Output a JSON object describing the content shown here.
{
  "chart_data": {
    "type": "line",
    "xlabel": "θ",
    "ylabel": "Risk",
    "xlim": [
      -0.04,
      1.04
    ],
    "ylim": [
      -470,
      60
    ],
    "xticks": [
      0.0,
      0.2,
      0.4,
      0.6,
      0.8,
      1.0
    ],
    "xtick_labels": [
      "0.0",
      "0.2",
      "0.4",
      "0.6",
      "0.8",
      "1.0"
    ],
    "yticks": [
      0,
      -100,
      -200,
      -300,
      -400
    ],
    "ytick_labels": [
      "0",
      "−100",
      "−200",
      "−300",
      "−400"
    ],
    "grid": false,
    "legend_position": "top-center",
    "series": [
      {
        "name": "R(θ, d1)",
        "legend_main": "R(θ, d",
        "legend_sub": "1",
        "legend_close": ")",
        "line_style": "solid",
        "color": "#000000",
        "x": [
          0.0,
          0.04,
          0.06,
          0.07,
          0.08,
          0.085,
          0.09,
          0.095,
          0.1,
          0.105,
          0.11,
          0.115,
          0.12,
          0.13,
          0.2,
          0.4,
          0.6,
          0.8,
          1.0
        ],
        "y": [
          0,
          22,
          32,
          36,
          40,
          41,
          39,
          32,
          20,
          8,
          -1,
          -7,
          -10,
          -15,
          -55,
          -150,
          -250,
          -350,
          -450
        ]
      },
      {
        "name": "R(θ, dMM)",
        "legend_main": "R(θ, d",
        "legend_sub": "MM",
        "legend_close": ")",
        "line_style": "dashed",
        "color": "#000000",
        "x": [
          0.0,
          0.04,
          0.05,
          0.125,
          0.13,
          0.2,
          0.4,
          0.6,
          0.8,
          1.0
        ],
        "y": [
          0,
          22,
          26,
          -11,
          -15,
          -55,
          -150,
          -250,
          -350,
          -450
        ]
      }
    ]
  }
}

* [PROBLEM REQUIREMENTS] Copy every line of the records word for word.

* [RESPONSE TO THE EXERCISE]
Output a JSON object describing the content shown here.
{
  "chart_data": {
    "type": "line",
    "xlabel": "θ",
    "ylabel": "Risk",
    "xlim": [
      -0.04,
      1.04
    ],
    "ylim": [
      -470,
      60
    ],
    "xticks": [
      0.0,
      0.2,
      0.4,
      0.6,
      0.8,
      1.0
    ],
    "xtick_labels": [
      "0.0",
      "0.2",
      "0.4",
      "0.6",
      "0.8",
      "1.0"
    ],
    "yticks": [
      0,
      -100,
      -200,
      -300,
      -400
    ],
    "ytick_labels": [
      "0",
      "−100",
      "−200",
      "−300",
      "−400"
    ],
    "grid": false,
    "legend_position": "top-center",
    "series": [
      {
        "name": "R(θ, d1)",
        "legend_main": "R(θ, d",
        "legend_sub": "1",
        "legend_close": ")",
        "line_style": "solid",
        "color": "#000000",
        "x": [
          0.0,
          0.04,
          0.06,
          0.07,
          0.08,
          0.085,
          0.09,
          0.095,
          0.1,
          0.105,
          0.11,
          0.115,
          0.12,
          0.13,
          0.2,
          0.4,
          0.6,
          0.8,
          1.0
        ],
        "y": [
          0,
          22,
          32,
          36,
          40,
          41,
          39,
          32,
          20,
          8,
          -1,
          -7,
          -10,
          -15,
          -55,
          -150,
          -250,
          -350,
          -450
        ]
      },
      {
        "name": "R(θ, dMM)",
        "legend_main": "R(θ, d",
        "legend_sub": "MM",
        "legend_close": ")",
        "line_style": "dashed",
        "color": "#000000",
        "x": [
          0.0,
          0.04,
          0.05,
          0.125,
          0.13,
          0.2,
          0.4,
          0.6,
          0.8,
          1.0
        ],
        "y": [
          0,
          22,
          26,
          -11,
          -15,
          -55,
          -150,
          -250,
          -350,
          -450
        ]
      }
    ]
  }
}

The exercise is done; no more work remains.